AVAILABLE DATA:
— start —
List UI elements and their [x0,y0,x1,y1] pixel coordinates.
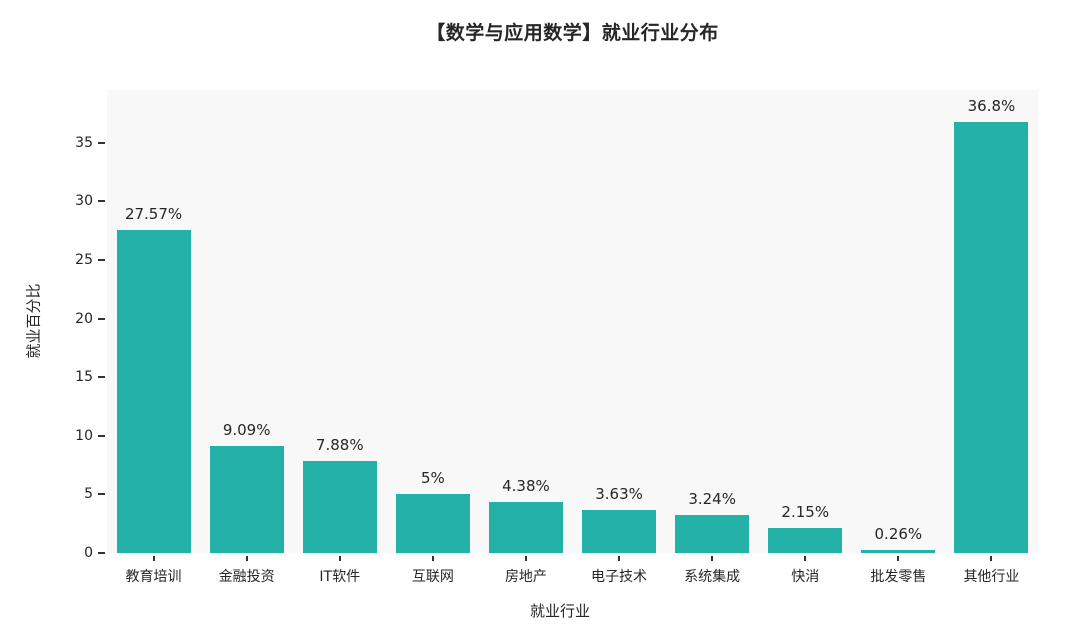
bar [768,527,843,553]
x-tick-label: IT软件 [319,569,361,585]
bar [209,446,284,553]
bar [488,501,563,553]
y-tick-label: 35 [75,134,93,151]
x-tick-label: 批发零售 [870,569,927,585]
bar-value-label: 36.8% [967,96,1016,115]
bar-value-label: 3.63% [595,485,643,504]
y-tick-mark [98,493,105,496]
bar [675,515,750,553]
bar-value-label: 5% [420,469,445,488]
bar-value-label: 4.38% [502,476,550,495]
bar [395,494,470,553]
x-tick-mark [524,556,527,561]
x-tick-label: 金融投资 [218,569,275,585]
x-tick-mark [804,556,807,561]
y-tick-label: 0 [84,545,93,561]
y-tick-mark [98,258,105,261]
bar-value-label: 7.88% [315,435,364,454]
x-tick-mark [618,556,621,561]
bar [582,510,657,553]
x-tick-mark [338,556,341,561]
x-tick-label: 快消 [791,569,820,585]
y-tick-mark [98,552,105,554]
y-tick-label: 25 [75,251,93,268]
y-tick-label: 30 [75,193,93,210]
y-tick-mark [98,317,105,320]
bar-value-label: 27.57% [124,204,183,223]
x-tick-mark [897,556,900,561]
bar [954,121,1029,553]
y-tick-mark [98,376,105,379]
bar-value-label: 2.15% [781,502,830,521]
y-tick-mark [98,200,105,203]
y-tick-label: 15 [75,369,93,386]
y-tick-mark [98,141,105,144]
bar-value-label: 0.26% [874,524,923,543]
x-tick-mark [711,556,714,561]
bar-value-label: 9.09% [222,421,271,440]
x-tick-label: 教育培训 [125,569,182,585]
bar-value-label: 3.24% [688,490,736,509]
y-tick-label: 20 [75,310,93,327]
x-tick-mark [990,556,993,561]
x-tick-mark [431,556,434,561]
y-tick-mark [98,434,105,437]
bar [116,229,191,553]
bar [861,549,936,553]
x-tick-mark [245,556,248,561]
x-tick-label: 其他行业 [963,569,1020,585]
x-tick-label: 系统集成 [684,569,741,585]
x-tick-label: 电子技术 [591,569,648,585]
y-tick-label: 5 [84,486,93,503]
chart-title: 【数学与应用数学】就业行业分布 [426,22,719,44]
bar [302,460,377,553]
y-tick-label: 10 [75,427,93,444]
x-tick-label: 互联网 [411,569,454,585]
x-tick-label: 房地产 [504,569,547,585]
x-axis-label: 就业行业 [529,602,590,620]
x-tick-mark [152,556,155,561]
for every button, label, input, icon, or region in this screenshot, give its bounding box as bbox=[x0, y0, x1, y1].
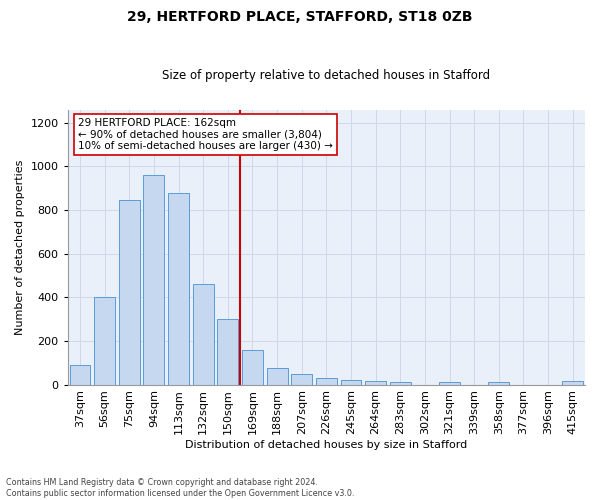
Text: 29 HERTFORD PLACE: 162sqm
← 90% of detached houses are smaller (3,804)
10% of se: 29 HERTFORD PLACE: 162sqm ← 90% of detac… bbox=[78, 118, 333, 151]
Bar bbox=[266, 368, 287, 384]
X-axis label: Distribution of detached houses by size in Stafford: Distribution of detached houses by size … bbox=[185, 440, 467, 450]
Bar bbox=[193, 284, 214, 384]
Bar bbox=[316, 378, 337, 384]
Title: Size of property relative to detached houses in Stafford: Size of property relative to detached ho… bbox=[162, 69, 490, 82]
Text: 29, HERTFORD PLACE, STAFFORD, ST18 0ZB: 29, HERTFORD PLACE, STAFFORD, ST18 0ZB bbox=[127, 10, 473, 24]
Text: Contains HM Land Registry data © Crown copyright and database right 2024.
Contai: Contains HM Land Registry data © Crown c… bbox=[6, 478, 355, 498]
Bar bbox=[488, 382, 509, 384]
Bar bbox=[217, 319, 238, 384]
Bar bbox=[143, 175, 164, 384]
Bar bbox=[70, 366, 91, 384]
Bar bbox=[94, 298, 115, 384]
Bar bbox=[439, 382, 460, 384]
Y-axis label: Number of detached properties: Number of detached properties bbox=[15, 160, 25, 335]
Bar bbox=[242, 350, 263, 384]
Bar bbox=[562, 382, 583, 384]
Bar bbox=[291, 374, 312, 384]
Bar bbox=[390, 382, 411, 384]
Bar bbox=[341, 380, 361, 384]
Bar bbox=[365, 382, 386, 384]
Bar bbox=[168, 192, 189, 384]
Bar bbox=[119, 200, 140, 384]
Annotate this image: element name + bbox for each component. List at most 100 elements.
— end —
— start —
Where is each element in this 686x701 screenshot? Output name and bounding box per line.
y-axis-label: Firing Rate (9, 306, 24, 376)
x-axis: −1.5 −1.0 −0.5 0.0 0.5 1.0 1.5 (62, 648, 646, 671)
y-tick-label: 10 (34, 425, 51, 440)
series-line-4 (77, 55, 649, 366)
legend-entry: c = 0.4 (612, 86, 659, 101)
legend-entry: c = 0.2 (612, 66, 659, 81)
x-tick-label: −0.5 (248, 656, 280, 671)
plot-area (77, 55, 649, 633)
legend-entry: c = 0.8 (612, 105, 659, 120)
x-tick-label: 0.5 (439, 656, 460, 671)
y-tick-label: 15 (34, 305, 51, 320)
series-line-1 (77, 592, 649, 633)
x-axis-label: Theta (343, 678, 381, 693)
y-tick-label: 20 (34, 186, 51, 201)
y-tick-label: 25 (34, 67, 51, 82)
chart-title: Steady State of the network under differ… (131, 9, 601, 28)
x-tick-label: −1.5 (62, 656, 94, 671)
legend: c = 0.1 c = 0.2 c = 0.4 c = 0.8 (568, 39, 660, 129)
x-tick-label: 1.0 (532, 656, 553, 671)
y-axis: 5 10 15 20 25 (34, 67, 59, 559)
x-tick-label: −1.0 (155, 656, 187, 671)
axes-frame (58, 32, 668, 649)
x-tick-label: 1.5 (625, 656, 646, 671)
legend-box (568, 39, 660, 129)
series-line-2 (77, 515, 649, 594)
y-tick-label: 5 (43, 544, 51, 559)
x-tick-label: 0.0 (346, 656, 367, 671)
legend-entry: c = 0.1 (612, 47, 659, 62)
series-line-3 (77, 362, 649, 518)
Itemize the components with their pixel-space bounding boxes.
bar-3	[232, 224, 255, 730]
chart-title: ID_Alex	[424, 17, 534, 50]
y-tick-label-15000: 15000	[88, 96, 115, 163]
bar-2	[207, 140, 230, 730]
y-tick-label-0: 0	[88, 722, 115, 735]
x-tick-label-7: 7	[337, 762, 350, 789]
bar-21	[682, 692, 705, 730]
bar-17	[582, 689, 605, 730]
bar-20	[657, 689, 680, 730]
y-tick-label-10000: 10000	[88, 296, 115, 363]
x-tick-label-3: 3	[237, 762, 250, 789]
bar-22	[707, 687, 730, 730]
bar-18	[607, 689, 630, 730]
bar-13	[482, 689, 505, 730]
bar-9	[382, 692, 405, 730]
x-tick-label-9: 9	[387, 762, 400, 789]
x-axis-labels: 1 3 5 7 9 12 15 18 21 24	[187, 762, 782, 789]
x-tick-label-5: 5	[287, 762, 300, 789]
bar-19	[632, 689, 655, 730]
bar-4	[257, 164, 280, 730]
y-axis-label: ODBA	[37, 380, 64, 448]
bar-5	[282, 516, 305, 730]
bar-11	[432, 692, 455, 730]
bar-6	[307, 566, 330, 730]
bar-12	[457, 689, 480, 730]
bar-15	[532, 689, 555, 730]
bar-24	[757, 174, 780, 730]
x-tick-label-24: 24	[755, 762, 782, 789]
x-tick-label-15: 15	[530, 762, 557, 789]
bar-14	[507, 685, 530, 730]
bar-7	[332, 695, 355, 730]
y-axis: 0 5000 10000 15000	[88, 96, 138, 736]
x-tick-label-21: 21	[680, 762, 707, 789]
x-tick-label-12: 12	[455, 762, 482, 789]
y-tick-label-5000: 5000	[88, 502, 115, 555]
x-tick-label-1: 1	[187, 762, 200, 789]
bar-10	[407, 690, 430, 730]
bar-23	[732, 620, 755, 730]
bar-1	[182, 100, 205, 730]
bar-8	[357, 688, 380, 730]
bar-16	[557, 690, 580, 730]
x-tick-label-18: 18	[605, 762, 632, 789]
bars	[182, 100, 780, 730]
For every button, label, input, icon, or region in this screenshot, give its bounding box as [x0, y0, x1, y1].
— end —
— start —
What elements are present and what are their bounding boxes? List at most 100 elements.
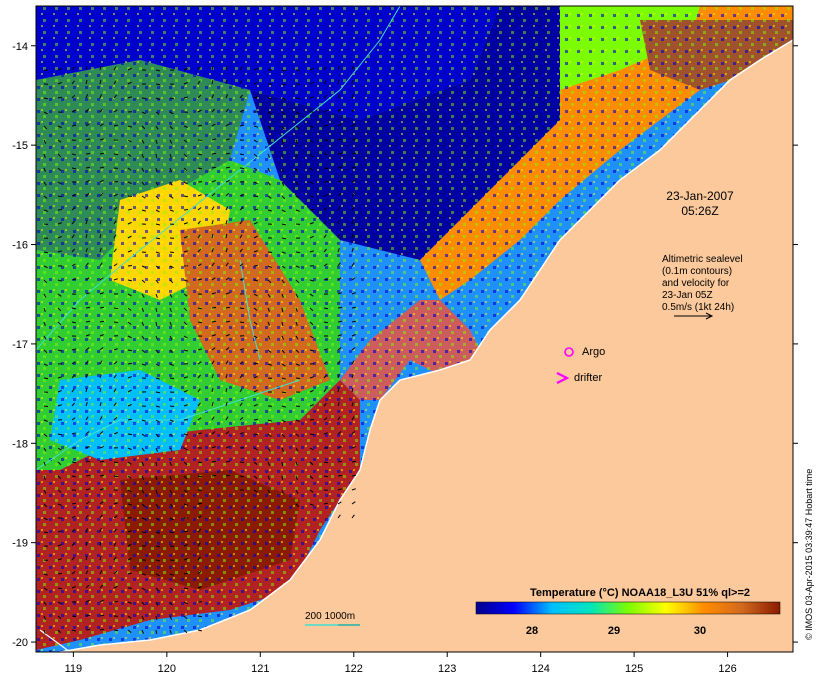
— end —
GOAL: Reproduce everything from the line containing "List UI elements" down to the line containing "x-tick-label: 批发零售 [870,569,927,585]", both included, and leave out the pictures.

RESULT OF THE EXERCISE:
List UI elements and their [x0,y0,x1,y1] pixel coordinates.
bar [768,527,843,553]
x-tick-label: IT软件 [319,569,361,585]
bar [209,446,284,553]
bar [488,501,563,553]
y-tick-label: 35 [75,134,93,151]
x-tick-label: 批发零售 [870,569,927,585]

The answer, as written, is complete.